◆ **EXERCISE DIRECTIONS**
Which lines include the word "ONDERHELFT"? Copy each of them.

Collected data entries
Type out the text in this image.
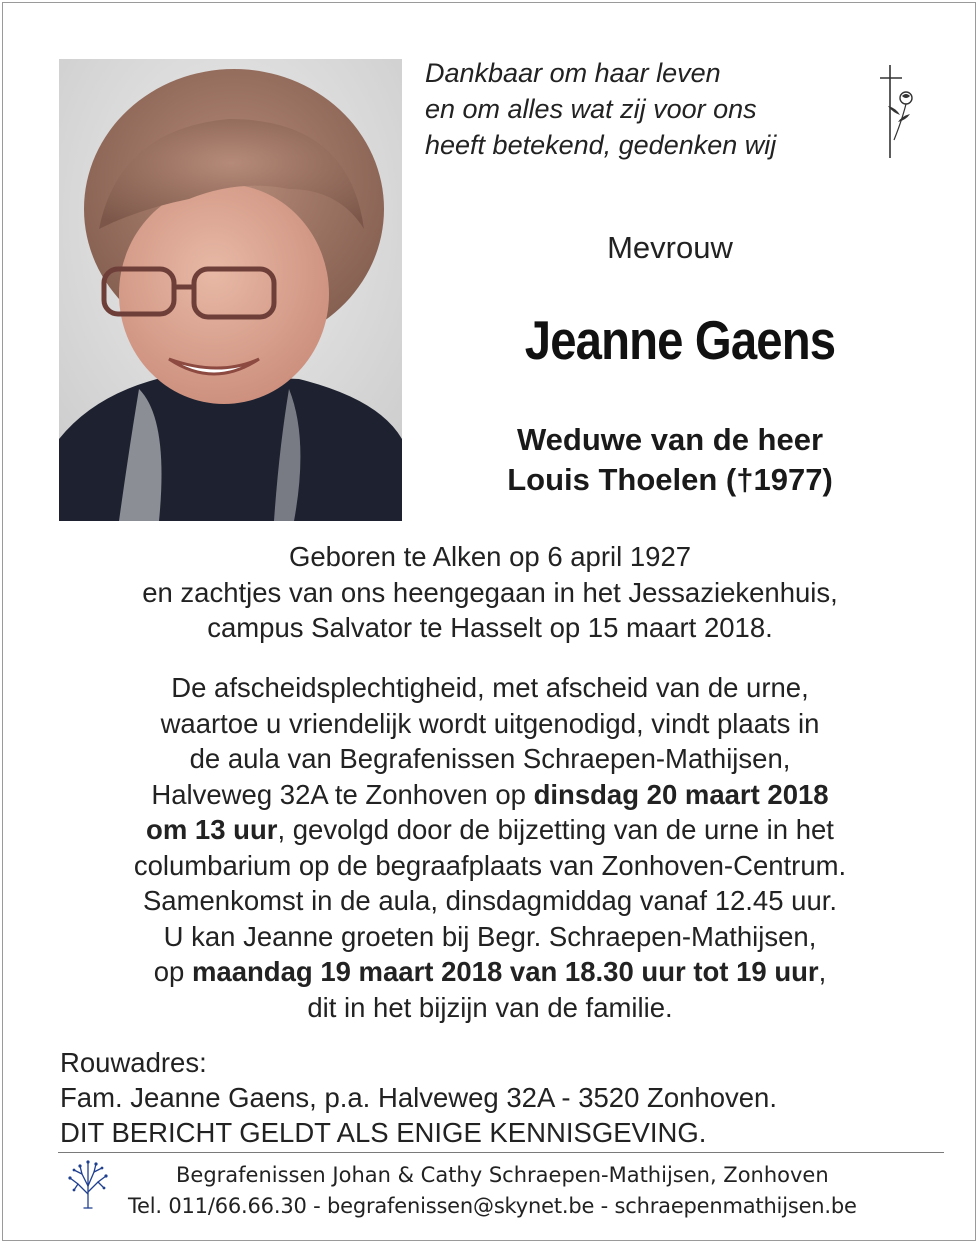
Dankbaar om haar leven
en om alles wat zij voor ons
heeft betekend, gedenken wij
Mevrouw
Jeanne Gaens
Weduwe van de heer
Louis Thoelen (†1977)
Geboren te Alken op 6 april 1927
en zachtjes van ons heengegaan in het Jessaziekenhuis,
campus Salvator te Hasselt op 15 maart 2018.
De afscheidsplechtigheid, met afscheid van de urne,
waartoe u vriendelijk wordt uitgenodigd, vindt plaats in
de aula van Begrafenissen Schraepen-Mathijsen,
Halveweg 32A te Zonhoven op dinsdag 20 maart 2018
om 13 uur, gevolgd door de bijzetting van de urne in het
columbarium op de begraafplaats van Zonhoven-Centrum.
Samenkomst in de aula, dinsdagmiddag vanaf 12.45 uur.
U kan Jeanne groeten bij Begr. Schraepen-Mathijsen,
op maandag 19 maart 2018 van 18.30 uur tot 19 uur,
dit in het bijzijn van de familie.
Rouwadres:
Fam. Jeanne Gaens, p.a. Halveweg 32A - 3520 Zonhoven.
DIT BERICHT GELDT ALS ENIGE KENNISGEVING.
Begrafenissen Johan & Cathy Schraepen-Mathijsen, Zonhoven
Tel. 011/66.66.30 - begrafenissen@skynet.be - schraepenmathijsen.be
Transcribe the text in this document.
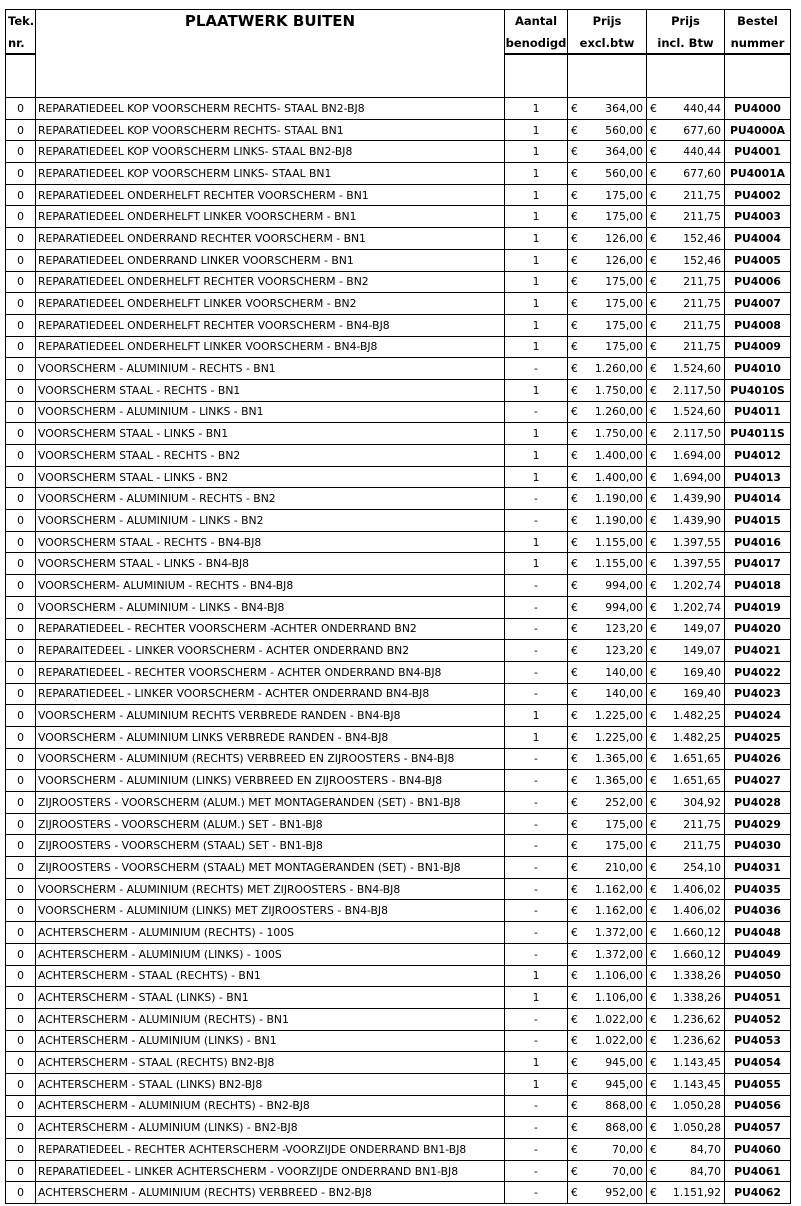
Tek.	PLAATWERK BUITEN	Aantal	Prijs	Prijs	Bestel
nr.		benodigd	excl.btw	incl. Btw	nummer

0	REPARATIEDEEL KOP VOORSCHERM RECHTS- STAAL BN2-BJ8	1	€ 364,00	€ 440,44	PU4000
0	REPARATIEDEEL KOP VOORSCHERM RECHTS- STAAL BN1	1	€ 560,00	€ 677,60	PU4000A
0	REPARATIEDEEL KOP VOORSCHERM LINKS- STAAL BN2-BJ8	1	€ 364,00	€ 440,44	PU4001
0	REPARATIEDEEL KOP VOORSCHERM LINKS- STAAL BN1	1	€ 560,00	€ 677,60	PU4001A
0	REPARATIEDEEL ONDERHELFT RECHTER VOORSCHERM - BN1	1	€ 175,00	€ 211,75	PU4002
0	REPARATIEDEEL ONDERHELFT LINKER VOORSCHERM - BN1	1	€ 175,00	€ 211,75	PU4003
0	REPARATIEDEEL ONDERRAND RECHTER VOORSCHERM - BN1	1	€ 126,00	€ 152,46	PU4004
0	REPARATIEDEEL ONDERRAND LINKER VOORSCHERM - BN1	1	€ 126,00	€ 152,46	PU4005
0	REPARATIEDEEL ONDERHELFT RECHTER VOORSCHERM - BN2	1	€ 175,00	€ 211,75	PU4006
0	REPARATIEDEEL ONDERHELFT LINKER VOORSCHERM - BN2	1	€ 175,00	€ 211,75	PU4007
0	REPARATIEDEEL ONDERHELFT RECHTER VOORSCHERM - BN4-BJ8	1	€ 175,00	€ 211,75	PU4008
0	REPARATIEDEEL ONDERHELFT LINKER VOORSCHERM - BN4-BJ8	1	€ 175,00	€ 211,75	PU4009
0	VOORSCHERM - ALUMINIUM - RECHTS - BN1	-	€ 1.260,00	€ 1.524,60	PU4010
0	VOORSCHERM STAAL - RECHTS - BN1	1	€ 1.750,00	€ 2.117,50	PU4010S
0	VOORSCHERM - ALUMINIUM - LINKS - BN1	-	€ 1.260,00	€ 1.524,60	PU4011
0	VOORSCHERM STAAL - LINKS - BN1	1	€ 1.750,00	€ 2.117,50	PU4011S
0	VOORSCHERM STAAL - RECHTS - BN2	1	€ 1.400,00	€ 1.694,00	PU4012
0	VOORSCHERM STAAL - LINKS - BN2	1	€ 1.400,00	€ 1.694,00	PU4013
0	VOORSCHERM - ALUMINIUM - RECHTS - BN2	-	€ 1.190,00	€ 1.439,90	PU4014
0	VOORSCHERM - ALUMINIUM - LINKS - BN2	-	€ 1.190,00	€ 1.439,90	PU4015
0	VOORSCHERM STAAL - RECHTS - BN4-BJ8	1	€ 1.155,00	€ 1.397,55	PU4016
0	VOORSCHERM STAAL - LINKS - BN4-BJ8	1	€ 1.155,00	€ 1.397,55	PU4017
0	VOORSCHERM- ALUMINIUM - RECHTS - BN4-BJ8	-	€ 994,00	€ 1.202,74	PU4018
0	VOORSCHERM - ALUMINIUM - LINKS - BN4-BJ8	-	€ 994,00	€ 1.202,74	PU4019
0	REPARATIEDEEL - RECHTER VOORSCHERM -ACHTER ONDERRAND BN2	-	€ 123,20	€ 149,07	PU4020
0	REPARAITEDEEL - LINKER VOORSCHERM - ACHTER ONDERRAND BN2	-	€ 123,20	€ 149,07	PU4021
0	REPARATIEDEEL - RECHTER VOORSCHERM - ACHTER ONDERRAND BN4-BJ8	-	€ 140,00	€ 169,40	PU4022
0	REPARATIEDEEL - LINKER VOORSCHERM - ACHTER ONDERRAND BN4-BJ8	-	€ 140,00	€ 169,40	PU4023
0	VOORSCHERM - ALUMINIUM RECHTS VERBREDE RANDEN - BN4-BJ8	1	€ 1.225,00	€ 1.482,25	PU4024
0	VOORSCHERM - ALUMINIUM LINKS VERBREDE RANDEN - BN4-BJ8	1	€ 1.225,00	€ 1.482,25	PU4025
0	VOORSCHERM - ALUMINIUM (RECHTS) VERBREED EN ZIJROOSTERS - BN4-BJ8	-	€ 1.365,00	€ 1.651,65	PU4026
0	VOORSCHERM - ALUMINIUM (LINKS) VERBREED EN ZIJROOSTERS - BN4-BJ8	-	€ 1.365,00	€ 1.651,65	PU4027
0	ZIJROOSTERS - VOORSCHERM (ALUM.) MET MONTAGERANDEN (SET) - BN1-BJ8	-	€ 252,00	€ 304,92	PU4028
0	ZIJROOSTERS - VOORSCHERM (ALUM.) SET - BN1-BJ8	-	€ 175,00	€ 211,75	PU4029
0	ZIJROOSTERS - VOORSCHERM (STAAL) SET - BN1-BJ8	-	€ 175,00	€ 211,75	PU4030
0	ZIJROOSTERS - VOORSCHERM (STAAL) MET MONTAGERANDEN (SET) - BN1-BJ8	-	€ 210,00	€ 254,10	PU4031
0	VOORSCHERM - ALUMINIUM (RECHTS) MET ZIJROOSTERS - BN4-BJ8	-	€ 1.162,00	€ 1.406,02	PU4035
0	VOORSCHERM - ALUMINIUM (LINKS) MET ZIJROOSTERS - BN4-BJ8	-	€ 1.162,00	€ 1.406,02	PU4036
0	ACHTERSCHERM - ALUMINIUM (RECHTS) - 100S	-	€ 1.372,00	€ 1.660,12	PU4048
0	ACHTERSCHERM - ALUMINIUM (LINKS) - 100S	-	€ 1.372,00	€ 1.660,12	PU4049
0	ACHTERSCHERM - STAAL (RECHTS) - BN1	1	€ 1.106,00	€ 1.338,26	PU4050
0	ACHTERSCHERM - STAAL (LINKS) - BN1	1	€ 1.106,00	€ 1.338,26	PU4051
0	ACHTERSCHERM - ALUMINIUM (RECHTS) - BN1	-	€ 1.022,00	€ 1.236,62	PU4052
0	ACHTERSCHERM - ALUMINIUM (LINKS) - BN1	-	€ 1.022,00	€ 1.236,62	PU4053
0	ACHTERSCHERM - STAAL (RECHTS) BN2-BJ8	1	€ 945,00	€ 1.143,45	PU4054
0	ACHTERSCHERM - STAAL (LINKS) BN2-BJ8	1	€ 945,00	€ 1.143,45	PU4055
0	ACHTERSCHERM - ALUMINIUM (RECHTS) - BN2-BJ8	-	€ 868,00	€ 1.050,28	PU4056
0	ACHTERSCHERM - ALUMINIUM (LINKS) - BN2-BJ8	-	€ 868,00	€ 1.050,28	PU4057
0	REPARATIEDEEL - RECHTER ACHTERSCHERM -VOORZIJDE ONDERRAND BN1-BJ8	-	€ 70,00	€ 84,70	PU4060
0	REPARATIEDEEL - LINKER ACHTERSCHERM - VOORZIJDE ONDERRAND BN1-BJ8	-	€ 70,00	€ 84,70	PU4061
0	ACHTERSCHERM - ALUMINIUM (RECHTS) VERBREED - BN2-BJ8	-	€ 952,00	€ 1.151,92	PU4062
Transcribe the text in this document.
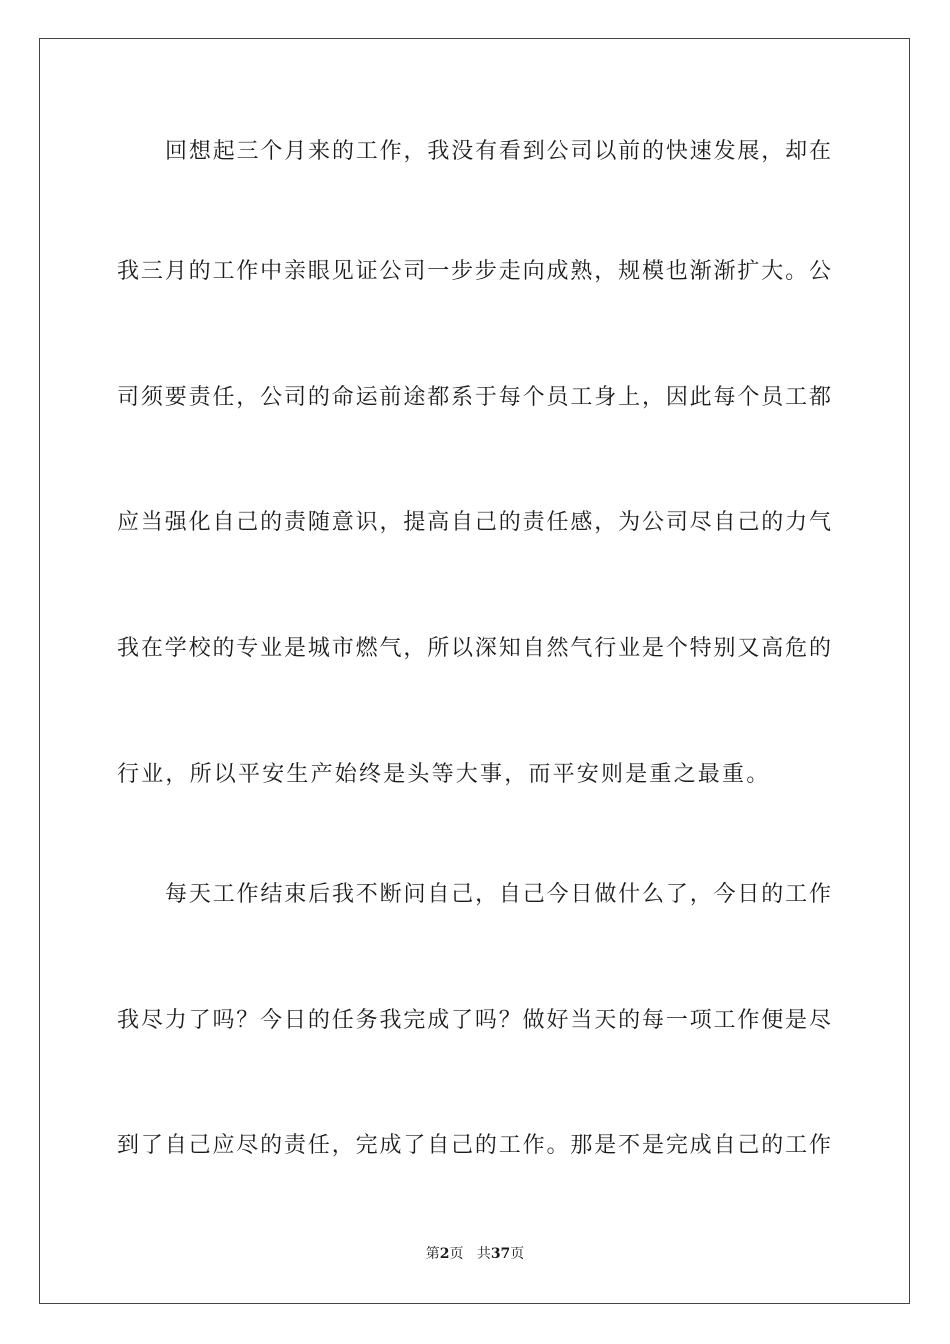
回想起三个月来的工作，我没有看到公司以前的快速发展，却在
我三月的工作中亲眼见证公司一步步走向成熟，规模也渐渐扩大。公
司须要责任，公司的命运前途都系于每个员工身上，因此每个员工都
应当强化自己的责随意识，提高自己的责任感，为公司尽自己的力气
我在学校的专业是城市燃气，所以深知自然气行业是个特别又高危的
行业，所以平安生产始终是头等大事，而平安则是重之最重。
每天工作结束后我不断问自己，自己今日做什么了，今日的工作
我尽力了吗？今日的任务我完成了吗？做好当天的每一项工作便是尽
到了自己应尽的责任，完成了自己的工作。那是不是完成自己的工作
第2页 共37页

◆ **THE ANSWER**
0	REPARATIEDEEL ONDERHELFT RECHTER VOORSCHERM - BN1	1	€ 175,00	€ 211,75	PU4002
0	REPARATIEDEEL ONDERHELFT LINKER VOORSCHERM - BN1	1	€ 175,00	€ 211,75	PU4003
0	REPARATIEDEEL ONDERHELFT RECHTER VOORSCHERM - BN2	1	€ 175,00	€ 211,75	PU4006
0	REPARATIEDEEL ONDERHELFT LINKER VOORSCHERM - BN2	1	€ 175,00	€ 211,75	PU4007
0	REPARATIEDEEL ONDERHELFT RECHTER VOORSCHERM - BN4-BJ8	1	€ 175,00	€ 211,75	PU4008
0	REPARATIEDEEL ONDERHELFT LINKER VOORSCHERM - BN4-BJ8	1	€ 175,00	€ 211,75	PU4009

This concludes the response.